PROBLEM TO SOLVE: Answer with nothing but the number of lines that include the word "terdiri".

[Begin EXERCISE INPUT]

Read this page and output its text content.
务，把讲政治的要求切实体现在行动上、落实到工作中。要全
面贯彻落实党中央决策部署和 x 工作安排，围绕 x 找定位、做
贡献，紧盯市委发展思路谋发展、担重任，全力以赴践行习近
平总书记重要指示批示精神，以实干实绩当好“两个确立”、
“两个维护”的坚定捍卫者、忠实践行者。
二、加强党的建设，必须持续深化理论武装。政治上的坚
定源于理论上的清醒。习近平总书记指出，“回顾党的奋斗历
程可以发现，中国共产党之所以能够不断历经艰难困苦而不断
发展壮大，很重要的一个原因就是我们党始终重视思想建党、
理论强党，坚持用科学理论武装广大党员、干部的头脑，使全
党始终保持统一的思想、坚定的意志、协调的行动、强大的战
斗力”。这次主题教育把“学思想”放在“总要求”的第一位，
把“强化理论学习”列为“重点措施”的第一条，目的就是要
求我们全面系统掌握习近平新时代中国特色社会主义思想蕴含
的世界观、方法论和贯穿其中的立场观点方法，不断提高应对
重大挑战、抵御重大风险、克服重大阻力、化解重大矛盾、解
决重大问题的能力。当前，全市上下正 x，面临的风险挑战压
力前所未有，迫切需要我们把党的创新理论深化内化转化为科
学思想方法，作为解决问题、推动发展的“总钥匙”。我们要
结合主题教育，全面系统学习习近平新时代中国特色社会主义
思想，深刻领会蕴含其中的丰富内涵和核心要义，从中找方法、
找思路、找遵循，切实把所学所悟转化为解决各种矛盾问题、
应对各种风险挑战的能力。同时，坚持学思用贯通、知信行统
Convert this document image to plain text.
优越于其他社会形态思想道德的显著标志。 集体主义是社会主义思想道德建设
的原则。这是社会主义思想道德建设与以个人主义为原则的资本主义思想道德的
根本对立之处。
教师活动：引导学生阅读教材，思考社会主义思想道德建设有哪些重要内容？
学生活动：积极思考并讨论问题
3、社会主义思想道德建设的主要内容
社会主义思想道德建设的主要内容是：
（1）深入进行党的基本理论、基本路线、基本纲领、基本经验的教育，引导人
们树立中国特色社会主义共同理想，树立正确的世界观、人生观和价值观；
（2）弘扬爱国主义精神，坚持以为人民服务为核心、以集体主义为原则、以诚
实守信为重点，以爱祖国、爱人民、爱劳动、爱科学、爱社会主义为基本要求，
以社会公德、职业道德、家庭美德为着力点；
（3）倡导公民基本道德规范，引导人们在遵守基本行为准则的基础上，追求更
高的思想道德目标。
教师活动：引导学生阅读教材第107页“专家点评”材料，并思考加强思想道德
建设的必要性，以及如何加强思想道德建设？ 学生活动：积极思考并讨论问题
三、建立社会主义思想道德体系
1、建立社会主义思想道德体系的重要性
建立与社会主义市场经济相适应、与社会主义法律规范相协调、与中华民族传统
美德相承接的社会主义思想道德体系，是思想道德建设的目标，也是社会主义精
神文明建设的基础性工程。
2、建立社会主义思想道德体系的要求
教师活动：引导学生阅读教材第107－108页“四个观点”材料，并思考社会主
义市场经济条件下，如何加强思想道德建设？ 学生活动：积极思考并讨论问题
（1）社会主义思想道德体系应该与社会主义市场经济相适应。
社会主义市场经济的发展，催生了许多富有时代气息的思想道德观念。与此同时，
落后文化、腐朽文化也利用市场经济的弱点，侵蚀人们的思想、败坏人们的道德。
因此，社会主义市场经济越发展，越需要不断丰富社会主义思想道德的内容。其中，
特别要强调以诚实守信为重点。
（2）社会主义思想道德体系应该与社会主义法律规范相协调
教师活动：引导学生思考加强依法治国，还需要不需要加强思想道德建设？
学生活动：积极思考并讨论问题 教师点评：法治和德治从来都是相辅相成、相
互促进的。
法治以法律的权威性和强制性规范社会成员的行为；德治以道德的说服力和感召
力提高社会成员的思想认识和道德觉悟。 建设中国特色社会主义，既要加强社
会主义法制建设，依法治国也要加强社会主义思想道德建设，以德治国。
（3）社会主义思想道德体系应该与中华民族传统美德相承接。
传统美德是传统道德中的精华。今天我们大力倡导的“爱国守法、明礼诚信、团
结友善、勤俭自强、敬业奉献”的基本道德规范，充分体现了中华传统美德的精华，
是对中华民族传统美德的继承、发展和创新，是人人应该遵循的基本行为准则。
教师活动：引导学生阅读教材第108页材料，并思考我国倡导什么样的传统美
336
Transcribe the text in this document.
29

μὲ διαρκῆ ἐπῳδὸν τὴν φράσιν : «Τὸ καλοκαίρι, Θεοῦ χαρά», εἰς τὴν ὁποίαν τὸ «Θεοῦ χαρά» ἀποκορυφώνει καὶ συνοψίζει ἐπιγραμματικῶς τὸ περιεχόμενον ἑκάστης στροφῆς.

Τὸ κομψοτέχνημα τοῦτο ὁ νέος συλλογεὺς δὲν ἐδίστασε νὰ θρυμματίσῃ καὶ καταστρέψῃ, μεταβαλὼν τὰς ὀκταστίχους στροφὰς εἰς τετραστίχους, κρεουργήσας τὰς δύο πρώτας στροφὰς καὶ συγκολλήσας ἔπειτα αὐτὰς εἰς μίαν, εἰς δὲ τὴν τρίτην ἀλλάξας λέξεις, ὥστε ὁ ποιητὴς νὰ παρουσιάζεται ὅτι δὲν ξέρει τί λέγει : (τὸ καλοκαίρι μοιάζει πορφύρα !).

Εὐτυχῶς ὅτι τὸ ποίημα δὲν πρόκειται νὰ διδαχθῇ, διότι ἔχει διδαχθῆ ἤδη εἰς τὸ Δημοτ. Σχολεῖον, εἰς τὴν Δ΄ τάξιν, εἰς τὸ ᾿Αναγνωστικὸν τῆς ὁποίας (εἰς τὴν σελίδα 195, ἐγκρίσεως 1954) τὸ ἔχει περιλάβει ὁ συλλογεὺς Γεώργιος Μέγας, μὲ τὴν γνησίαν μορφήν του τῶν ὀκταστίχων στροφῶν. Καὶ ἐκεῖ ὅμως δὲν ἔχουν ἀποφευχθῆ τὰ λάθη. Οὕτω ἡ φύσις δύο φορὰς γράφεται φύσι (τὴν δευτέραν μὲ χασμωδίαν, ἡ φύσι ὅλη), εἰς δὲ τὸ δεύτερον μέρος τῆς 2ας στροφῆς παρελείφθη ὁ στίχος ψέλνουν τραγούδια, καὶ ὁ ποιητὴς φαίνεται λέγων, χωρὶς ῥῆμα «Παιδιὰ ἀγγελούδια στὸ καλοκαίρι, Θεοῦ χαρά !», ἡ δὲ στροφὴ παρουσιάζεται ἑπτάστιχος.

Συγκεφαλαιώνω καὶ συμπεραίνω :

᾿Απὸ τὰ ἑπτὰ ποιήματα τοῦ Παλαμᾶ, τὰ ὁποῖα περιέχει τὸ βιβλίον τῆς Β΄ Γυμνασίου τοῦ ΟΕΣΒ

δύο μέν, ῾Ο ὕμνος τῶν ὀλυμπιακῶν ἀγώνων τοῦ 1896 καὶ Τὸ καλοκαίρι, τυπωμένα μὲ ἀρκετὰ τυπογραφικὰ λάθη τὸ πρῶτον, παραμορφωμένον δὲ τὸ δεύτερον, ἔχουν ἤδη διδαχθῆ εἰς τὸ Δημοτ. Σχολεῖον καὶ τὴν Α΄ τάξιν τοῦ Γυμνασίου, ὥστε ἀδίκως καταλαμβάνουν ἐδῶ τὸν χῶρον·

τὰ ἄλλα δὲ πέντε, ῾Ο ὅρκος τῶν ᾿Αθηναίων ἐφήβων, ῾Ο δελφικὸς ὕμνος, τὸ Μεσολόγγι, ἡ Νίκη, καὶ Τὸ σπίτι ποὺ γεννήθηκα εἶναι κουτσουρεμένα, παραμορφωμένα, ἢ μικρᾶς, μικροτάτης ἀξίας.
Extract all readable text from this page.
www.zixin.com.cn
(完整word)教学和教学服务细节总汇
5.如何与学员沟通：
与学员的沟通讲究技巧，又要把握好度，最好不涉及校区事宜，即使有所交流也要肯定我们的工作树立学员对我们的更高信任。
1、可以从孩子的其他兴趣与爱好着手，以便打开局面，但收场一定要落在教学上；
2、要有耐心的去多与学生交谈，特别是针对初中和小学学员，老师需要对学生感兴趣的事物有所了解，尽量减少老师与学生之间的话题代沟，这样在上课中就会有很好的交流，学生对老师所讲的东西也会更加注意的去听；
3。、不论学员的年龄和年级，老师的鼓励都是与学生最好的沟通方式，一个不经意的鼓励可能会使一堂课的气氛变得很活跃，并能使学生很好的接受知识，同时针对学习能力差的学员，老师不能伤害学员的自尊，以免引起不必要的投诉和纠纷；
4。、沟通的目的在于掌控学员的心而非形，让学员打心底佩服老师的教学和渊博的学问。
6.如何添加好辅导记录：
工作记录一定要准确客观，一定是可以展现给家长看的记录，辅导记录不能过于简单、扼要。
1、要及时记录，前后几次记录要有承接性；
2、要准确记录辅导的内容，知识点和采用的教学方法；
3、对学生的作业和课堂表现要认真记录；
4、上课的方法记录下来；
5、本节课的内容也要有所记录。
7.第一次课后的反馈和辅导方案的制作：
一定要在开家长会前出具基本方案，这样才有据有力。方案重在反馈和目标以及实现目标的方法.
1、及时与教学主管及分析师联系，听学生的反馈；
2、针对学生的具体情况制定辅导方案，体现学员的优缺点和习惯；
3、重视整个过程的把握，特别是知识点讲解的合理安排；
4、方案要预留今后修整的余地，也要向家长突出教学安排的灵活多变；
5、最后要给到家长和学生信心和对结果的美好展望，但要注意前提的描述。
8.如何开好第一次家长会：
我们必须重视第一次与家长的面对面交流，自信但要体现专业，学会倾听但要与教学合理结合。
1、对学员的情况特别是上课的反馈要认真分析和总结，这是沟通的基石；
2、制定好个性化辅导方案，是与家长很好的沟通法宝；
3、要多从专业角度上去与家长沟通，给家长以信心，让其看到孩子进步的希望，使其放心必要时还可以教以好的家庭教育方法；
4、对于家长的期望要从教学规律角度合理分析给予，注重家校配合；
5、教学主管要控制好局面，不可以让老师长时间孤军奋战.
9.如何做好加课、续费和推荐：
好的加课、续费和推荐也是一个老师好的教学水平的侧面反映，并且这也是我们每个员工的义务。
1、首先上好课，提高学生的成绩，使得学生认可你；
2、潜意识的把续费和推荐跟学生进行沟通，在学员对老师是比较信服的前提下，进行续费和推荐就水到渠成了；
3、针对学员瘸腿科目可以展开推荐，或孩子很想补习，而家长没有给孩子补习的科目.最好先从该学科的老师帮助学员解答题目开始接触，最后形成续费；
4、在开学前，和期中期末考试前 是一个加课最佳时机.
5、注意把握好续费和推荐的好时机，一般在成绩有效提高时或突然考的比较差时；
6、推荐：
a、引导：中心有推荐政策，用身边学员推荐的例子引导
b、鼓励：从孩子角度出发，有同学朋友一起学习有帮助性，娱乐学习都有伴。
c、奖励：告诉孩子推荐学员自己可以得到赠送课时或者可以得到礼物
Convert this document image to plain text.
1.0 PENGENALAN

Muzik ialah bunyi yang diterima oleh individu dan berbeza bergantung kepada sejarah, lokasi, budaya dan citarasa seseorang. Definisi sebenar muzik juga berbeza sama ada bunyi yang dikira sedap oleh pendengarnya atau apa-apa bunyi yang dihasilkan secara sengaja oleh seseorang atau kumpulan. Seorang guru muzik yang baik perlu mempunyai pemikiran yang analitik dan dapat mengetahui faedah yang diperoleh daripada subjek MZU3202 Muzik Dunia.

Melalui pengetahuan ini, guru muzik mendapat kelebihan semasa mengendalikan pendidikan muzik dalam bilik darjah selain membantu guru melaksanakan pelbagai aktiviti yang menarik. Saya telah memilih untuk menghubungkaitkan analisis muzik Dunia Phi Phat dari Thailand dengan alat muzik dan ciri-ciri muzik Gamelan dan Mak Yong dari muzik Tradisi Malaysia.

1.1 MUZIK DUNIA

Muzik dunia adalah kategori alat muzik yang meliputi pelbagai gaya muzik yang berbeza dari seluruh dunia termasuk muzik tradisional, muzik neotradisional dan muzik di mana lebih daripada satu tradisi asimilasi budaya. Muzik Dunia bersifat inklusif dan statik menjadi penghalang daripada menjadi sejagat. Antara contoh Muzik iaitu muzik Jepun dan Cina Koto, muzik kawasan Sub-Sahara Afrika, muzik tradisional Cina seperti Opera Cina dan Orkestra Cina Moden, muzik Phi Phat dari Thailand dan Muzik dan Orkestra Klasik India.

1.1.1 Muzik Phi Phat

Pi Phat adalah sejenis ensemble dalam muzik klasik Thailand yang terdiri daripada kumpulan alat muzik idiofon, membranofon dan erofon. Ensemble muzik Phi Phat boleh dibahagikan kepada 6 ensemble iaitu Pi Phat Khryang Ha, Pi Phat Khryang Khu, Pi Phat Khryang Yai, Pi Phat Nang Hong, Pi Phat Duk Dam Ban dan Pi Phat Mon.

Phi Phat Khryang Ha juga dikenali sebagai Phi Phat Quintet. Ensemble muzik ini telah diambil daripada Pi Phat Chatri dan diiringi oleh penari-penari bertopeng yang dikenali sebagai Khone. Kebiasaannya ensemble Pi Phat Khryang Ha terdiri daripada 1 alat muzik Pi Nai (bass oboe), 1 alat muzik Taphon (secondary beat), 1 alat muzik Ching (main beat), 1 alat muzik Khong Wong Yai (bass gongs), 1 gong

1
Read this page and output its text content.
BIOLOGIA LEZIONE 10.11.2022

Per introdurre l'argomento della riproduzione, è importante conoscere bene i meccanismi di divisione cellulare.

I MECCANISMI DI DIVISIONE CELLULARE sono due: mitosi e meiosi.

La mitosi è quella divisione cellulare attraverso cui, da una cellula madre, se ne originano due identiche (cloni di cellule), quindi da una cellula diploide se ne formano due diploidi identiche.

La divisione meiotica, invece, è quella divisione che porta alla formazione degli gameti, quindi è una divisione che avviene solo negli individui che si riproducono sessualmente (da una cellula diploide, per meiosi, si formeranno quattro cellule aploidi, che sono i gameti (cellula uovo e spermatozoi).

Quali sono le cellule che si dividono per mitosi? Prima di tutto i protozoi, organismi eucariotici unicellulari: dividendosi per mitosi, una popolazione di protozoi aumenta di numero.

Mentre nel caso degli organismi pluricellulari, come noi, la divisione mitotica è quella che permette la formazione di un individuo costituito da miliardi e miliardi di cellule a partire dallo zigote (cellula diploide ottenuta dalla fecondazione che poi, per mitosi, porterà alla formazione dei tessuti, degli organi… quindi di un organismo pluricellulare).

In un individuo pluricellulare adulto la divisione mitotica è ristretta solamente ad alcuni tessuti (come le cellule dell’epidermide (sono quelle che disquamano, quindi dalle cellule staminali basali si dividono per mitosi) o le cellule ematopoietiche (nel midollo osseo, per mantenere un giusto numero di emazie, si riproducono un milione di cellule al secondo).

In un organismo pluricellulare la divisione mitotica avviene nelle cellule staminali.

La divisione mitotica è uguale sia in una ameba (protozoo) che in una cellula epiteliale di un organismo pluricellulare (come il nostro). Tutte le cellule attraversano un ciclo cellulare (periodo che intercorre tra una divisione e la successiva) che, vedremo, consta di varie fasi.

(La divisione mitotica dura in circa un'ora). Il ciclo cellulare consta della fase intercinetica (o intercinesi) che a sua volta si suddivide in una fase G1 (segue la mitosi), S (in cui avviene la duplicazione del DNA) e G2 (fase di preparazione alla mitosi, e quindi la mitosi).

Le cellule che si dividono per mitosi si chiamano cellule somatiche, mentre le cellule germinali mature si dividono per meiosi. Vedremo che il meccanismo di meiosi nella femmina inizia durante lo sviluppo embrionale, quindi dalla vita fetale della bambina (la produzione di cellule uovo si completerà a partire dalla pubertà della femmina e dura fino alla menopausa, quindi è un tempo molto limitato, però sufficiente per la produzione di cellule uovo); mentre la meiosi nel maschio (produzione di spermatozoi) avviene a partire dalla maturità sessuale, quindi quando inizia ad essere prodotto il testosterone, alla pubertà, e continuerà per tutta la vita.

[End EXERCISE INPUT]

THE RESPONSE: 2